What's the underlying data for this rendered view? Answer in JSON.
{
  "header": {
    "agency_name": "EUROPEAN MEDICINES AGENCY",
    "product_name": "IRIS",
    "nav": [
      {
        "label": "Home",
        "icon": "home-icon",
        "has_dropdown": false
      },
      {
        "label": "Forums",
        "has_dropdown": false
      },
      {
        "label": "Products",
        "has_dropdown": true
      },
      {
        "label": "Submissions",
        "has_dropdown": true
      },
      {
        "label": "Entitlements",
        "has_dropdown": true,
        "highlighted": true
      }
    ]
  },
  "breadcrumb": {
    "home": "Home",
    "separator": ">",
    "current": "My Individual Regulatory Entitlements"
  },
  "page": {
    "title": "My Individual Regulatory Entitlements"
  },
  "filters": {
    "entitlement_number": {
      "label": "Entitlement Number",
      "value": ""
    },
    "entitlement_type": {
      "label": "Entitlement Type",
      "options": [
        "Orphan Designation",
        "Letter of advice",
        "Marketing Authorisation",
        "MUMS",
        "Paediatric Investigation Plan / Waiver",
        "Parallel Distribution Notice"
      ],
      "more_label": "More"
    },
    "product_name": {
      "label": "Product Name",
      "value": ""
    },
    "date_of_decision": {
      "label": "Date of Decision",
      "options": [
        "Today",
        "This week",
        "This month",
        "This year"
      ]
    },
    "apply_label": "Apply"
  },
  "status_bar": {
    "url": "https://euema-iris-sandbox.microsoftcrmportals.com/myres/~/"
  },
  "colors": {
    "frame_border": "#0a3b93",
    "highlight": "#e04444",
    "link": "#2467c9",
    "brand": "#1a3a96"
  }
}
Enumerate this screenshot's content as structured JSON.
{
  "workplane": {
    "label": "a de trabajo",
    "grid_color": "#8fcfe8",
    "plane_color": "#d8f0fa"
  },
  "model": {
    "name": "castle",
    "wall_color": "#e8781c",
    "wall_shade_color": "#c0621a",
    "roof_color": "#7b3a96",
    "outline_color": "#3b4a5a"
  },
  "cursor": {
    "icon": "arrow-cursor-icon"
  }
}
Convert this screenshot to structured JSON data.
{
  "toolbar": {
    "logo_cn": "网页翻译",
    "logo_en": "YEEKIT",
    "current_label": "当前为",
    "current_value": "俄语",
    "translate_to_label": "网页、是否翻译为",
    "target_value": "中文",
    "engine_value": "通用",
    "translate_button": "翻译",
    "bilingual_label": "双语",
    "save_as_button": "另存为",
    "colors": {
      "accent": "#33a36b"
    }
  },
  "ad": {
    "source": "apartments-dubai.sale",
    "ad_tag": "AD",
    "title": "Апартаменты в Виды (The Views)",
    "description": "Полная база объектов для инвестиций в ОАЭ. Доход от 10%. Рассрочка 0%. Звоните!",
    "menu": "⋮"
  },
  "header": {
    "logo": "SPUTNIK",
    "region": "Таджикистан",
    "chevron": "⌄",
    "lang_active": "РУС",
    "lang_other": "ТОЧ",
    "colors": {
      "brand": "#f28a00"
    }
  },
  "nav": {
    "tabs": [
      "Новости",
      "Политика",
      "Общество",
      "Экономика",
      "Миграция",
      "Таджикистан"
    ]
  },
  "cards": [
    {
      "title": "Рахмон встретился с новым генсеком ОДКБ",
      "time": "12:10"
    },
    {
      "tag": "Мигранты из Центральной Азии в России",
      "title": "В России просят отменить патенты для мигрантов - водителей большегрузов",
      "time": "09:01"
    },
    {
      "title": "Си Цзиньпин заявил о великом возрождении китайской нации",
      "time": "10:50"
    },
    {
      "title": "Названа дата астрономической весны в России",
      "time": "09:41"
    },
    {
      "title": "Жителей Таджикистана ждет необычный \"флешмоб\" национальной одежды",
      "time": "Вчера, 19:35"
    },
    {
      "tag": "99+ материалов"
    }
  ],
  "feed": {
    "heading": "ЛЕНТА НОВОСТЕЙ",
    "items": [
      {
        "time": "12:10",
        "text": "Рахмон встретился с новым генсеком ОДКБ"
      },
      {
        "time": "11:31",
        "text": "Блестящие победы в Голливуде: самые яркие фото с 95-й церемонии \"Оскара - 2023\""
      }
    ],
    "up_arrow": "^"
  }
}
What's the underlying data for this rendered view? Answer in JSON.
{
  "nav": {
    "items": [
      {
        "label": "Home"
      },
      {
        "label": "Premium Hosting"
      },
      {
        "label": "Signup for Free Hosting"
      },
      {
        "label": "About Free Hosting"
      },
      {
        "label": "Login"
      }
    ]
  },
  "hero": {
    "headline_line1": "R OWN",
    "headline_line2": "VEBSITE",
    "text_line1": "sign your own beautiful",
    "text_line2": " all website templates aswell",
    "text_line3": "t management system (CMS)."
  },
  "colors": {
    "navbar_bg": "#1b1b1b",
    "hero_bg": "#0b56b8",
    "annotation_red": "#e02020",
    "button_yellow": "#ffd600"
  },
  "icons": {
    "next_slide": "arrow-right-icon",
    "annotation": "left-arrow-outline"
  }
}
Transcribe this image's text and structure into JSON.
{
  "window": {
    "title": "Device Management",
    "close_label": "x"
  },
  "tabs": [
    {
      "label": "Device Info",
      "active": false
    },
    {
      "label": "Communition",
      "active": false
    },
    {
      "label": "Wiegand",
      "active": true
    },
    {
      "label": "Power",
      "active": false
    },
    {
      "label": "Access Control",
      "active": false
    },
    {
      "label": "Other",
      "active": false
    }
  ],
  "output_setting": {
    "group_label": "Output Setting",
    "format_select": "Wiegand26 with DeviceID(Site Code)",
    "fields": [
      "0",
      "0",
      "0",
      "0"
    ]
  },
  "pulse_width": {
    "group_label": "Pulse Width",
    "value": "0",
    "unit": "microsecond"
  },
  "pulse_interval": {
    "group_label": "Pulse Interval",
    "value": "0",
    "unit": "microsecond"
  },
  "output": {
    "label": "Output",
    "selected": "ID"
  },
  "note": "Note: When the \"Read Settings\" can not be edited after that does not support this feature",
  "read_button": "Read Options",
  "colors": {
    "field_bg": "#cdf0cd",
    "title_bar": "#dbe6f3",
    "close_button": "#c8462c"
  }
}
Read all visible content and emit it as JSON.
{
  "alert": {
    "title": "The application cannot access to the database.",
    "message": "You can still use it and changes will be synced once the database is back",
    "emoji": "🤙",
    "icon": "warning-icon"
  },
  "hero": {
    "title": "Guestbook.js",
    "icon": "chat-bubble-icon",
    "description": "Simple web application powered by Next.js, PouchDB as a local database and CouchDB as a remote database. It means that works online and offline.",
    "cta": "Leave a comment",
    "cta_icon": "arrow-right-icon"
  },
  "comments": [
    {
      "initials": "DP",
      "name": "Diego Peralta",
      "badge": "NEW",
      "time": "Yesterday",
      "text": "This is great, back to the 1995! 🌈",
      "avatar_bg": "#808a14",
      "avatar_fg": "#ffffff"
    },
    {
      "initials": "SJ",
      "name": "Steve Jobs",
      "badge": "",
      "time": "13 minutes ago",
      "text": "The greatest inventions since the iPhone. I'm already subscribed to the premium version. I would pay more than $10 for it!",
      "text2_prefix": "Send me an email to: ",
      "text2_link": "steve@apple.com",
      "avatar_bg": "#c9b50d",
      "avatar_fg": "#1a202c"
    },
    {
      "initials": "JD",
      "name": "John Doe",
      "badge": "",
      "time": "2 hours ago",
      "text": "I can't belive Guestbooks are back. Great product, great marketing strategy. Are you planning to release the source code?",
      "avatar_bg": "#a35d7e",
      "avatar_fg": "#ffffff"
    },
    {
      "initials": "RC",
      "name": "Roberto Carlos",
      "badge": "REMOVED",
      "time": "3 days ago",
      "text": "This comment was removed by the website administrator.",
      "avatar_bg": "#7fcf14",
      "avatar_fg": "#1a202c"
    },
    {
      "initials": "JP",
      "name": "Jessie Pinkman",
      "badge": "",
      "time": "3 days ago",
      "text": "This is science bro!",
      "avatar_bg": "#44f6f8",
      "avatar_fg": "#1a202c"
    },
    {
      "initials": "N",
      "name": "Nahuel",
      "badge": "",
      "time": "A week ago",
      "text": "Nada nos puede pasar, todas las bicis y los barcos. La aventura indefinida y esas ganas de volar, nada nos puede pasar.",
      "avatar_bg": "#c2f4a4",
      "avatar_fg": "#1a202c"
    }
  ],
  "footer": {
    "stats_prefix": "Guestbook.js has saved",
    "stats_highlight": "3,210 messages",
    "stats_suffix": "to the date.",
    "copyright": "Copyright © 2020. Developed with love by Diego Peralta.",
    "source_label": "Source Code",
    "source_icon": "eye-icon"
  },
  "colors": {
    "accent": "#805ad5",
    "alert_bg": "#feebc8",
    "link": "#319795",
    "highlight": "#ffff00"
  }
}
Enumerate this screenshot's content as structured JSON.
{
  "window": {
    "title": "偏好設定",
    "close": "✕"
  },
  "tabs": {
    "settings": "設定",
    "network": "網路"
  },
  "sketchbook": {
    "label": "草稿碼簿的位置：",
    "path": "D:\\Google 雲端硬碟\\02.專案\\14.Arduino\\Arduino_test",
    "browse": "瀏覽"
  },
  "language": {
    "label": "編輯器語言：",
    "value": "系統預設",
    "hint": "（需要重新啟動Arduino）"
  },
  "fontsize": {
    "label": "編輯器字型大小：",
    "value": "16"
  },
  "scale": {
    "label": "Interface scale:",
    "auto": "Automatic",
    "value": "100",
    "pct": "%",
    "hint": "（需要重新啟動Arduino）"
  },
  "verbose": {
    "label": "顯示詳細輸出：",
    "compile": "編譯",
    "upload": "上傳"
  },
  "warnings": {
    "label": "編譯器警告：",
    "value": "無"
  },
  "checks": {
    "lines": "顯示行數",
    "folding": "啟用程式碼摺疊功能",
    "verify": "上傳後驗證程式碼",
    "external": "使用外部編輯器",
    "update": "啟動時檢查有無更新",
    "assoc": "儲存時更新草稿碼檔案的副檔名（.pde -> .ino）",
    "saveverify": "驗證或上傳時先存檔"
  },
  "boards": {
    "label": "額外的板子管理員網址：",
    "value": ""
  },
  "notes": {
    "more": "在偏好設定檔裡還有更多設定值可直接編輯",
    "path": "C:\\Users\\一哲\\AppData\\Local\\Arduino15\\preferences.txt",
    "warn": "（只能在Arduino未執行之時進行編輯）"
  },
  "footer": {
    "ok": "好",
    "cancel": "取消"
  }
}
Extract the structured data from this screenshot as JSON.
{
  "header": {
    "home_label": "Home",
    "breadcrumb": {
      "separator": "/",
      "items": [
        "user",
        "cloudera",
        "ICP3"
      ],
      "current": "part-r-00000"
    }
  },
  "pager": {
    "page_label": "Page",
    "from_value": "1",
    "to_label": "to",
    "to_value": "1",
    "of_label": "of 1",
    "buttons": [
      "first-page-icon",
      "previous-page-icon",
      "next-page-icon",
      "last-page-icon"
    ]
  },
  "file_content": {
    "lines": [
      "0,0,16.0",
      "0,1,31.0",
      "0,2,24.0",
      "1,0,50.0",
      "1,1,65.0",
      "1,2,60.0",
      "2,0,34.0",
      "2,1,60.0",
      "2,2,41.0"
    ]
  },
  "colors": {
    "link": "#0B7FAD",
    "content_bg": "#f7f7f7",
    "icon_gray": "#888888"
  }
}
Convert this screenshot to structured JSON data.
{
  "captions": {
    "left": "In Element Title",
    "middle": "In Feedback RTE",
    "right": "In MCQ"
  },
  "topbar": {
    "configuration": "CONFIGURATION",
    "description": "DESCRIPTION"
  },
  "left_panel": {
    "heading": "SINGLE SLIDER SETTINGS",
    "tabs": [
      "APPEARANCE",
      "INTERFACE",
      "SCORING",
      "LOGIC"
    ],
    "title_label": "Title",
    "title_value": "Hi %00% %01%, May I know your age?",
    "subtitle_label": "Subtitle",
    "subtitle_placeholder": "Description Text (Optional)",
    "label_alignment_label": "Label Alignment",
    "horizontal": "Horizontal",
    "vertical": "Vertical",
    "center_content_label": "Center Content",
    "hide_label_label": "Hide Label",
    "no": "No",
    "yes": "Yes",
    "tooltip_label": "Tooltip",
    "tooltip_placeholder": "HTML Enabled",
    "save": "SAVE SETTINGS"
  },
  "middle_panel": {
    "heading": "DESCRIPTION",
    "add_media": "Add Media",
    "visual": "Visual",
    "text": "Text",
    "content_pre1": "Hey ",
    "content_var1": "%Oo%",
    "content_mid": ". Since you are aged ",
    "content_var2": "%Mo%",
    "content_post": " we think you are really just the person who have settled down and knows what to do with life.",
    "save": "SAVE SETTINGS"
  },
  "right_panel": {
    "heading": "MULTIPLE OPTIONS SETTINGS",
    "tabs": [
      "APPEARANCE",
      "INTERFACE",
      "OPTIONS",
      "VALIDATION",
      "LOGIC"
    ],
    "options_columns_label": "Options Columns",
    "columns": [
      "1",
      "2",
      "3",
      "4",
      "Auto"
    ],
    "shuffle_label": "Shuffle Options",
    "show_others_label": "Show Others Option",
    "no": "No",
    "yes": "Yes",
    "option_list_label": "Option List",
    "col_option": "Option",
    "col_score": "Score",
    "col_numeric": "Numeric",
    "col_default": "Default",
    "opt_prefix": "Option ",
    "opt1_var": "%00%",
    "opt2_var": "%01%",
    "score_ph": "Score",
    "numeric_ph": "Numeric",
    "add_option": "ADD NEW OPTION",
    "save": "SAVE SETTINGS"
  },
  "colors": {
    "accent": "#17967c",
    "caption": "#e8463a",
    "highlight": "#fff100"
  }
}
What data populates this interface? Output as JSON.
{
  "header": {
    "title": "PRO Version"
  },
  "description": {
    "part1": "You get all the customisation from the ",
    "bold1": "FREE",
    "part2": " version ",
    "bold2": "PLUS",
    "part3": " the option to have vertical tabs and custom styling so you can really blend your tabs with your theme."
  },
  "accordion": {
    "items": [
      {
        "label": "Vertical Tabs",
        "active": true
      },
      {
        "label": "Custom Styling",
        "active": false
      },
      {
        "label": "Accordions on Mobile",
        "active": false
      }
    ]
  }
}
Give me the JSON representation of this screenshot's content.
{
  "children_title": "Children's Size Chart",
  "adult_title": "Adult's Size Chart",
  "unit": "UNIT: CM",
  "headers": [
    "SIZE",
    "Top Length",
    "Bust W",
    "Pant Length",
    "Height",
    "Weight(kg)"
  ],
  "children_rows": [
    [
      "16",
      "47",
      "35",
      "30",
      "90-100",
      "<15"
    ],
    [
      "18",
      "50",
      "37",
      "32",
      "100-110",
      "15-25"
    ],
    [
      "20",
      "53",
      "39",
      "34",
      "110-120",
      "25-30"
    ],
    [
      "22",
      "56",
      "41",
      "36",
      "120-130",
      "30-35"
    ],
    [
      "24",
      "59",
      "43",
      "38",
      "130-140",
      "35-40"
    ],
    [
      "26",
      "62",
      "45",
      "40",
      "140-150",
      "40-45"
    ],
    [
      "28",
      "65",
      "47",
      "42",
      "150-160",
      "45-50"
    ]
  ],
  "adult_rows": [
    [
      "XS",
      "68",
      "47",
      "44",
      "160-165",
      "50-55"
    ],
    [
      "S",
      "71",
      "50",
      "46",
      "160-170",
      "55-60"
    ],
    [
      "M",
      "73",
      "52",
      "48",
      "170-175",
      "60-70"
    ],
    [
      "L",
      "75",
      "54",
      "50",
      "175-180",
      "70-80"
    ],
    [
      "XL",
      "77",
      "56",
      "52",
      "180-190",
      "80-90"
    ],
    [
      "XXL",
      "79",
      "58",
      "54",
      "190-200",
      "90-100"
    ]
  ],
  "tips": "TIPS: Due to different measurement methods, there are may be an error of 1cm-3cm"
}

----

◆ Exercise objective ◆
Check each line above for the string "России" and show the ones that have it.

◆ Worked answer ◆
      "tag": "Мигранты из Центральной Азии в России",
      "title": "В России просят отменить патенты для мигрантов - водителей большегрузов",
      "title": "Названа дата астрономической весны в России",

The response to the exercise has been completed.